* start Given passage *

The Sampling Distribution of the Mean

We’re going to look at a specific example to illustrate the concept of the sampling didstribution of the mean. We’ll use the variable carat in the dataframe diamonds, which is in the ggplot package. Before we start, we need to make sure we have the package loaded.

library(ggplot2)

OK, Now we have the data, so let’s look at the distribution of carat weights and get the population parameters \(\mu\) and \(\sigma\).

hist(diamonds$carat,main = "Histogram of Raw Data")

pop.mu <- mean(diamonds$carat)
pop.sigma <- sd(diamonds$carat)

pop.mu
## [1] 0.7979397
pop.sigma
## [1] 0.4740112

Now let’s get sample estimates of the mean from a very small sample of size 10. Do this several times and get a feeling for the kind of values we’re seeing.

# Sample size 10
x10 <- sample(diamonds$carat,10)
mean(x10)
## [1] 0.895

Now let’s get sample estimates of the mean from a larger sample of size 1,000. Do this also several times and get a feeling for the kind of values we’re seeing.

# Sample size 1,000
x1000 <- sample(diamonds$carat,1000)
mean(x1000)
## [1] 0.79198

What happened? How do the sample means based on samples of size 1,000 differ from those based on samples of size 10? Recall that the true value of the mean is 0.7979397.

Comparing these individual sample means one at a time by hand is tedious, so we’ll be more systematic. Let’s get 1,000 sample means based on samples of size 10 and save the results of each run in a vector called results. First we’ll create the results vector and fill it with zeros just so that it will be there.

results <- rep(0,1000)

Now we can get our 1,000 sample mean estimates and place each one of them in its own place in the results vector.

for(i in 1:1000)
{
  x <- sample(diamonds$carat,10)
  results[i] <- mean(x)
}

Let’s look at a few of the things in the results vector and ponder what they are.

results[23]
## [1] 0.625
results[195]
## [1] 0.548
results[510]
## [1] 1.064
results[1000]
## [1] 0.59

Each one of these numbers is an estimate of the population mean based on a sample of size 10.

Results itself is a sample also, but not of the original population of diamond weights.

There is a population of sample means based on samples of size 10 from the original population.

Results is a sample from the population of sample means based on samples of size 10.

There are two distinct experiments here, each with its own random variable.

The first experiment is to select one diamond and weigh it. The random variable is the weight of this single diamond. This random variable has a probability distribution with mean \(\mu\) and standard deviation \(\sigma\).

The second experiment is to select a sample of size \(n\). The random variable is the mean of the \(n\) diamonds. This second random variable has the same mean as the original population, but a samller standard deviation. We distinguish between the two using the subscripts \(x\) for the original random variable and \(\bar{x}\) for the second.

We can get estimates of the mean and standard deviaition of the population of sample means because we have a sample from that population in results.

mean(results)
## [1] 0.794981
sd(results)
## [1] 0.1486673

Note that the mean of results is about the same as the mean of the original population, but the standard deviation is smaller by roughly a factor of 3.

* end Given passage *
* start Material provided *

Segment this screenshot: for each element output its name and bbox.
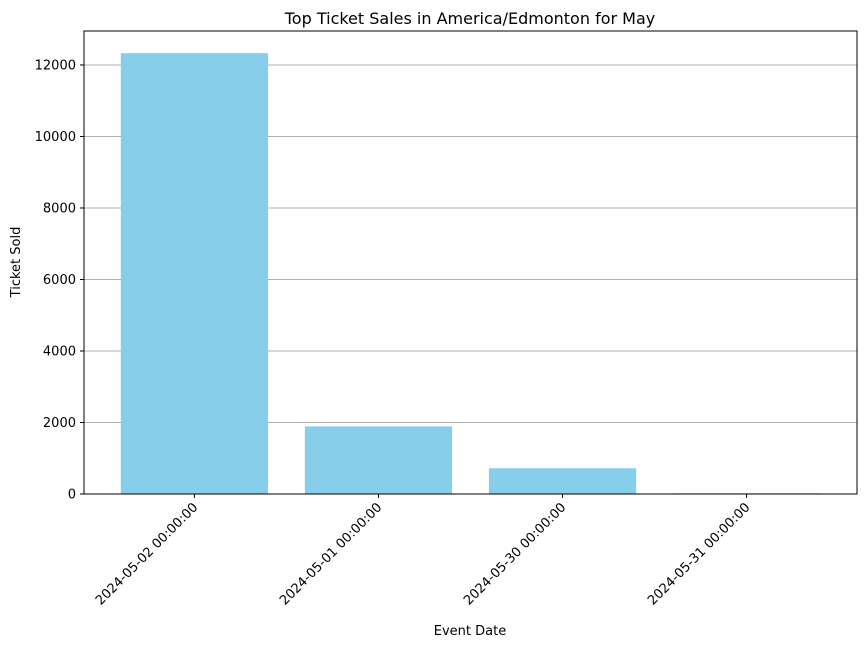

* end Material provided *
* start Material provided *

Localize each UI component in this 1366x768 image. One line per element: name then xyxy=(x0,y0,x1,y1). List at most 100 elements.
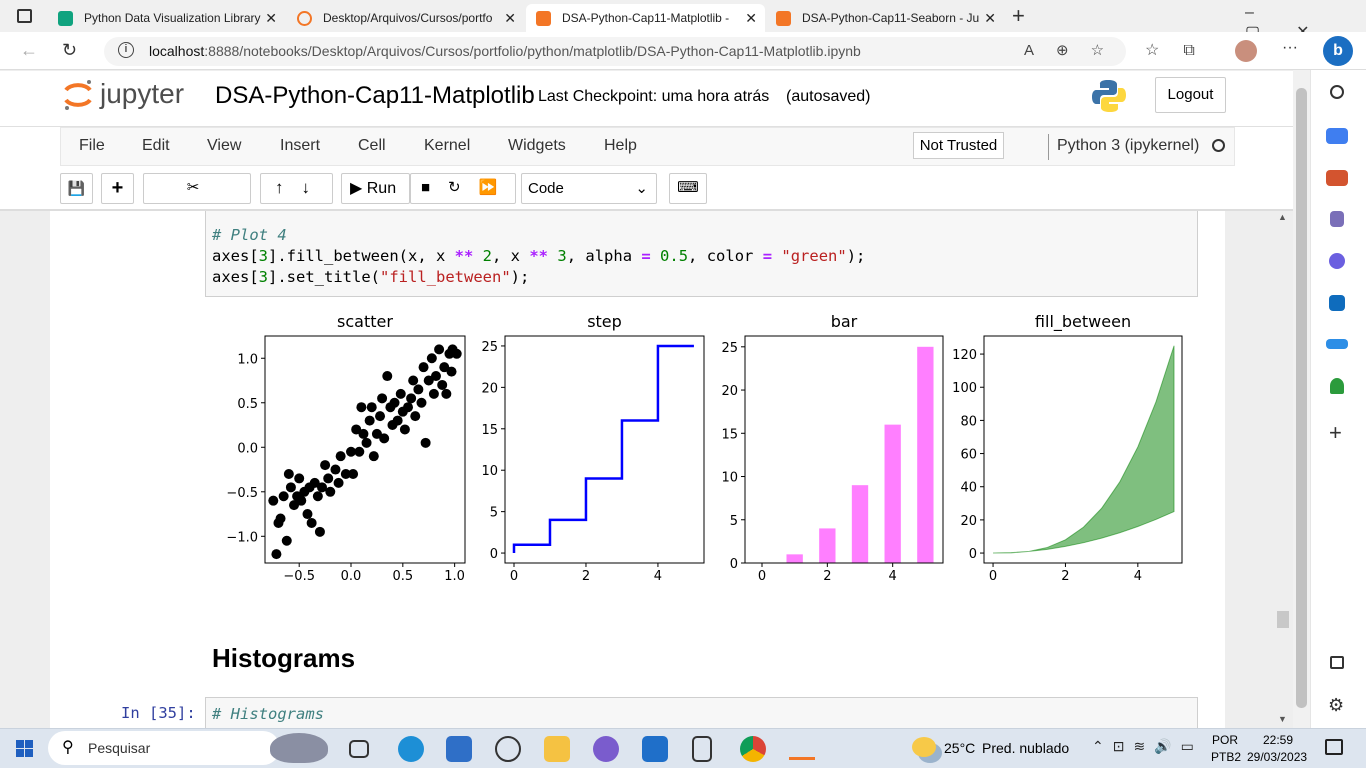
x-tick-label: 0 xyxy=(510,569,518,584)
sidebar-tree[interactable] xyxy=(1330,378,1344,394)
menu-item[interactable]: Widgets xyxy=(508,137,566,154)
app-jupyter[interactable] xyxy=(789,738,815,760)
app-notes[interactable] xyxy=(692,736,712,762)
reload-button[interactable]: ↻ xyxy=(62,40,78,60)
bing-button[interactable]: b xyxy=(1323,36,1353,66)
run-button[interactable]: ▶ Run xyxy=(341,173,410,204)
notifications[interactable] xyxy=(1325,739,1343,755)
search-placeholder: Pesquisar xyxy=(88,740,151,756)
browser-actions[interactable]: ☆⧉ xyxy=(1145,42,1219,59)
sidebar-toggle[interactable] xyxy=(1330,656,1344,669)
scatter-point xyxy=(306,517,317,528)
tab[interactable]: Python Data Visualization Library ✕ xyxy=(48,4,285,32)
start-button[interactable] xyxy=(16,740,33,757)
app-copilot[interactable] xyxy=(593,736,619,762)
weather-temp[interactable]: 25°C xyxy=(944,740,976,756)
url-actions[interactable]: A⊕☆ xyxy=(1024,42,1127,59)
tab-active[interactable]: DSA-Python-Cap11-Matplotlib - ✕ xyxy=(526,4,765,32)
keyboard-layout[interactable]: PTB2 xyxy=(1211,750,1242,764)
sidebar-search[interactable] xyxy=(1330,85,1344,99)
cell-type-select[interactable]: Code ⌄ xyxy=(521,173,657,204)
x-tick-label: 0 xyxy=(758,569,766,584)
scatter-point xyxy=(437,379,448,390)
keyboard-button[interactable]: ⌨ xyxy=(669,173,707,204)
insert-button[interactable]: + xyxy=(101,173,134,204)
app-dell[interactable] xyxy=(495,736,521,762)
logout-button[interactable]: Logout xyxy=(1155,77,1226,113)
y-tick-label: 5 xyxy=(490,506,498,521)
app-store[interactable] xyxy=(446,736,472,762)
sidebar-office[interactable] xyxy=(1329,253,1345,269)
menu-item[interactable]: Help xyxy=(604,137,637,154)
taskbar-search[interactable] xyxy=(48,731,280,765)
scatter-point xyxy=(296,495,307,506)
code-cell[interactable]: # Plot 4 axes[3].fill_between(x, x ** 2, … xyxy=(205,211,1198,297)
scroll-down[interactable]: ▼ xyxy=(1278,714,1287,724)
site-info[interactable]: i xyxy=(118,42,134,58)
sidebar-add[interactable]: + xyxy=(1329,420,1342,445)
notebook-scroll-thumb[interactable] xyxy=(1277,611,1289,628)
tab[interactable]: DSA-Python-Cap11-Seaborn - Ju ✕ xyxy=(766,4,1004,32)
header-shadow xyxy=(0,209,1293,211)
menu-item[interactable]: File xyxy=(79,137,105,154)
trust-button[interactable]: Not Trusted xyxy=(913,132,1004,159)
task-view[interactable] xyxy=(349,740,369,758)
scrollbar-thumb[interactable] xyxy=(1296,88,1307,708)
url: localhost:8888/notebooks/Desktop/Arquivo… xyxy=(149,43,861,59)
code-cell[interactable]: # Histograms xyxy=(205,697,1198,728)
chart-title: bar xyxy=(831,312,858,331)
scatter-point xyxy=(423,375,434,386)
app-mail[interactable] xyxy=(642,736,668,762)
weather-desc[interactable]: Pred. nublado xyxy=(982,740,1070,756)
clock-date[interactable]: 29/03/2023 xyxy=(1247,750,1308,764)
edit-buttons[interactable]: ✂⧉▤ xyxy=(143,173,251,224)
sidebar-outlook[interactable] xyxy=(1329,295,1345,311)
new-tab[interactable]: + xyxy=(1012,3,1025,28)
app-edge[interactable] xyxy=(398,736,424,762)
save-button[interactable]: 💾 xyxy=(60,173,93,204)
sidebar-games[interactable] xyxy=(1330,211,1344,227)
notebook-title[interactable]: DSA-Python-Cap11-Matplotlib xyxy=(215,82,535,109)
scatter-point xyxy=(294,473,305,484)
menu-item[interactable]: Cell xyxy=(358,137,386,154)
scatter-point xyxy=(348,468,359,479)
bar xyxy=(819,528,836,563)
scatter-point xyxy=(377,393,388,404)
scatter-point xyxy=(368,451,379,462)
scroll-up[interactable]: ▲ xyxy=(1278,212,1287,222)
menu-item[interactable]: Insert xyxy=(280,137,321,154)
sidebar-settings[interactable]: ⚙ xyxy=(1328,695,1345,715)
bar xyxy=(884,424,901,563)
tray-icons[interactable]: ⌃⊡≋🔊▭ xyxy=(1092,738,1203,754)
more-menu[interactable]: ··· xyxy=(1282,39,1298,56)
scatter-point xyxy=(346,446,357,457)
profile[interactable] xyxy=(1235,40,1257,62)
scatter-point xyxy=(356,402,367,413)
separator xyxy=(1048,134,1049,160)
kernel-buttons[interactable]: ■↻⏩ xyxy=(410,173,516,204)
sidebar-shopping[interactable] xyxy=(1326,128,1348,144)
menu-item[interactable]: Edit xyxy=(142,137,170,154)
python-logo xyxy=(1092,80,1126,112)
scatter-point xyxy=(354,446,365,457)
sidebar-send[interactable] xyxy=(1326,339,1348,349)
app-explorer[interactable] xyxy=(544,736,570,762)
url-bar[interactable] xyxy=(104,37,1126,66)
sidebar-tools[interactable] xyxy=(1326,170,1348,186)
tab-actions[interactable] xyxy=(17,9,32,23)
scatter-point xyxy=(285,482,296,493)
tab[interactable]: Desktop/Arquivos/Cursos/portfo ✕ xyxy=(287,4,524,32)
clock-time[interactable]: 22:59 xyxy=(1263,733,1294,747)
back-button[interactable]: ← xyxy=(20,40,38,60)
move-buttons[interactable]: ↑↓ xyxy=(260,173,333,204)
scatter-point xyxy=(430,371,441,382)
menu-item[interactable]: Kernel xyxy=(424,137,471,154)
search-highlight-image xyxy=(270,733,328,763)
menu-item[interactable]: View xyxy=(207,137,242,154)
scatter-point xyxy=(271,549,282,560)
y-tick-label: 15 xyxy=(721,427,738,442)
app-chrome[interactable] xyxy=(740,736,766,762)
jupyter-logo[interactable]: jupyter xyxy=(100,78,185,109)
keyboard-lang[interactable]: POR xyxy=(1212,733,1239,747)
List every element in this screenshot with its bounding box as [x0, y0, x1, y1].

* end Material provided *

### [The tasks]
• 1. What value does the passage on the sampling distribution of the mean report as the population standard deviation of carat weights?
• 2. Go on with the passage on the sampling distribution of the mean, picking up after its final sentence.
The lines aren't needed here.

### [Per-task answers]
• 1. 0.4740112

• 2.
These facts are examples of two relationships that we need to remember.

\[\mu_{\bar{x}}=\mu_{x}\] and \[\sigma_{\bar{x}} =\frac{\sigma_{x}}{\sqrt{n}}\]

Furthermore, as the value of \(n\) becomes larger the probability distribution of sample means approaches a normal distribution. This fact, known as the central limit theorem, is the reason why the normal distribution is so important and why the standard deviation is the chosen measure of spread even though there are simpler measures, which would do just as well.

Let’s look at a histogram of results and compare it with the original histogram of the diamond weights.

hist(results)

This could easily come from a normal distribution, as the theory suggests.

The Sampling Distribution of the Proportion

We have the basic theoretical results.

The estimates of a proportion \(\hat{p}\) based on a sample of size n is approximately normal and has the following mean and standard deviation provided that \(n\hat{p} > 10\) and \(n(1-\hat{p}) > 10\).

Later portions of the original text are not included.